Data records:

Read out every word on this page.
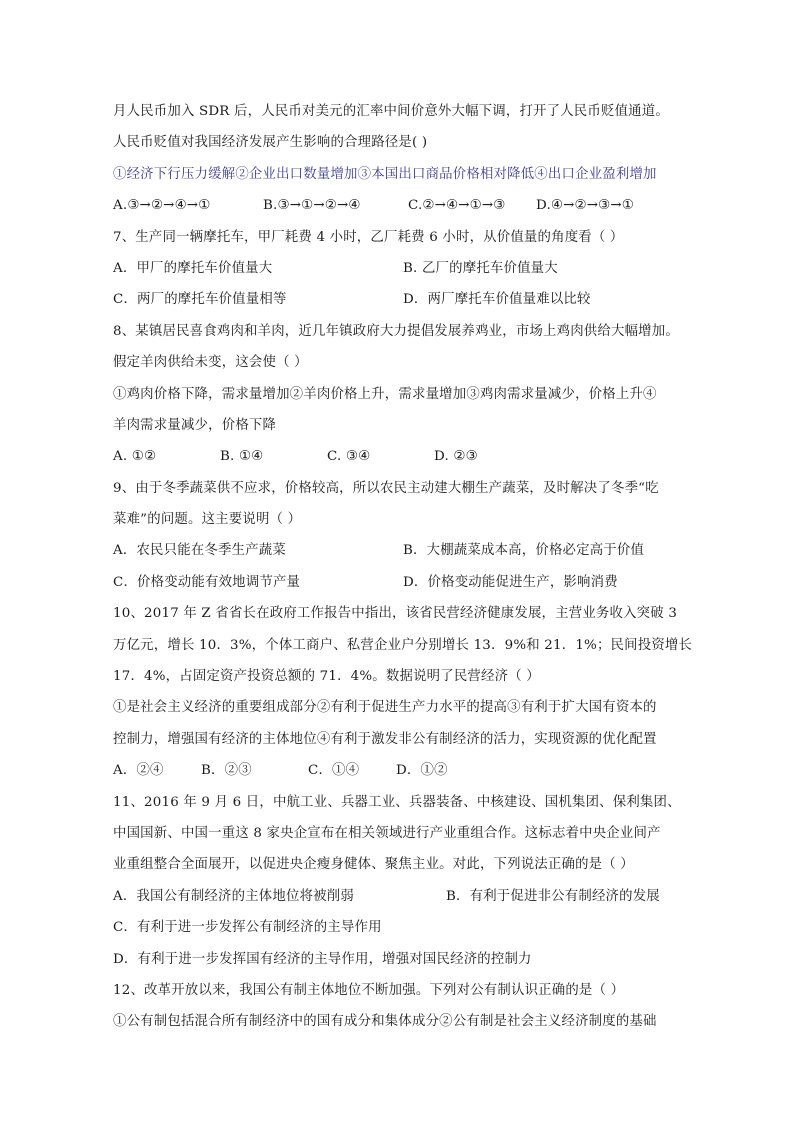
月人民币加入 SDR 后，人民币对美元的汇率中间价意外大幅下调，打开了人民币贬值通道。
人民币贬值对我国经济发展产生影响的合理路径是( )
①经济下行压力缓解②企业出口数量增加③本国出口商品价格相对降低④出口企业盈利增加
A.③→②→④→①	B.③→①→②→④	C.②→④→①→③	D.④→②→③→①
7、生产同一辆摩托车，甲厂耗费 4 小时，乙厂耗费 6 小时，从价值量的角度看（ ）
A．甲厂的摩托车价值量大	B. 乙厂的摩托车价值量大
C．两厂的摩托车价值量相等	D．两厂摩托车价值量难以比较
8、某镇居民喜食鸡肉和羊肉，近几年镇政府大力提倡发展养鸡业，市场上鸡肉供给大幅增加。
假定羊肉供给未变，这会使（ ）
①鸡肉价格下降，需求量增加②羊肉价格上升，需求量增加③鸡肉需求量减少，价格上升④
羊肉需求量减少，价格下降
A. ①②	B. ①④	C. ③④	D. ②③
9、由于冬季蔬菜供不应求，价格较高，所以农民主动建大棚生产蔬菜，及时解决了冬季“吃
菜难”的问题。这主要说明（ ）
A．农民只能在冬季生产蔬菜	B．大棚蔬菜成本高，价格必定高于价值
C．价格变动能有效地调节产量	D．价格变动能促进生产，影响消费
10、2017 年 Z 省省长在政府工作报告中指出，该省民营经济健康发展，主营业务收入突破 3
万亿元，增长 10．3%，个体工商户、私营企业户分别增长 13．9%和 21．1%；民间投资增长
17．4%，占固定资产投资总额的 71．4%。数据说明了民营经济（ ）
①是社会主义经济的重要组成部分②有利于促进生产力水平的提高③有利于扩大国有资本的
控制力，增强国有经济的主体地位④有利于激发非公有制经济的活力，实现资源的优化配置
A．②④	B．②③	C．①④	D．①②
11、2016 年 9 月 6 日，中航工业、兵器工业、兵器装备、中核建设、国机集团、保利集团、
中国国新、中国一重这 8 家央企宣布在相关领域进行产业重组合作。这标志着中央企业间产
业重组整合全面展开，以促进央企瘦身健体、聚焦主业。对此，下列说法正确的是（ ）
A．我国公有制经济的主体地位将被削弱	B．有利于促进非公有制经济的发展
C．有利于进一步发挥公有制经济的主导作用
D．有利于进一步发挥国有经济的主导作用，增强对国民经济的控制力
12、改革开放以来，我国公有制主体地位不断加强。下列对公有制认识正确的是（ ）
①公有制包括混合所有制经济中的国有成分和集体成分②公有制是社会主义经济制度的基础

# [EXERCISE OBJECTIVE]
Every record is to be reproduced exactly, with no pictures included.

# [RESULT]
Read out every word on this page.
月人民币加入 SDR 后，人民币对美元的汇率中间价意外大幅下调，打开了人民币贬值通道。
人民币贬值对我国经济发展产生影响的合理路径是( )
①经济下行压力缓解②企业出口数量增加③本国出口商品价格相对降低④出口企业盈利增加
A.③→②→④→①	B.③→①→②→④	C.②→④→①→③	D.④→②→③→①
7、生产同一辆摩托车，甲厂耗费 4 小时，乙厂耗费 6 小时，从价值量的角度看（ ）
A．甲厂的摩托车价值量大	B. 乙厂的摩托车价值量大
C．两厂的摩托车价值量相等	D．两厂摩托车价值量难以比较
8、某镇居民喜食鸡肉和羊肉，近几年镇政府大力提倡发展养鸡业，市场上鸡肉供给大幅增加。
假定羊肉供给未变，这会使（ ）
①鸡肉价格下降，需求量增加②羊肉价格上升，需求量增加③鸡肉需求量减少，价格上升④
羊肉需求量减少，价格下降
A. ①②	B. ①④	C. ③④	D. ②③
9、由于冬季蔬菜供不应求，价格较高，所以农民主动建大棚生产蔬菜，及时解决了冬季“吃
菜难”的问题。这主要说明（ ）
A．农民只能在冬季生产蔬菜	B．大棚蔬菜成本高，价格必定高于价值
C．价格变动能有效地调节产量	D．价格变动能促进生产，影响消费
10、2017 年 Z 省省长在政府工作报告中指出，该省民营经济健康发展，主营业务收入突破 3
万亿元，增长 10．3%，个体工商户、私营企业户分别增长 13．9%和 21．1%；民间投资增长
17．4%，占固定资产投资总额的 71．4%。数据说明了民营经济（ ）
①是社会主义经济的重要组成部分②有利于促进生产力水平的提高③有利于扩大国有资本的
控制力，增强国有经济的主体地位④有利于激发非公有制经济的活力，实现资源的优化配置
A．②④	B．②③	C．①④	D．①②
11、2016 年 9 月 6 日，中航工业、兵器工业、兵器装备、中核建设、国机集团、保利集团、
中国国新、中国一重这 8 家央企宣布在相关领域进行产业重组合作。这标志着中央企业间产
业重组整合全面展开，以促进央企瘦身健体、聚焦主业。对此，下列说法正确的是（ ）
A．我国公有制经济的主体地位将被削弱	B．有利于促进非公有制经济的发展
C．有利于进一步发挥公有制经济的主导作用
D．有利于进一步发挥国有经济的主导作用，增强对国民经济的控制力
12、改革开放以来，我国公有制主体地位不断加强。下列对公有制认识正确的是（ ）
①公有制包括混合所有制经济中的国有成分和集体成分②公有制是社会主义经济制度的基础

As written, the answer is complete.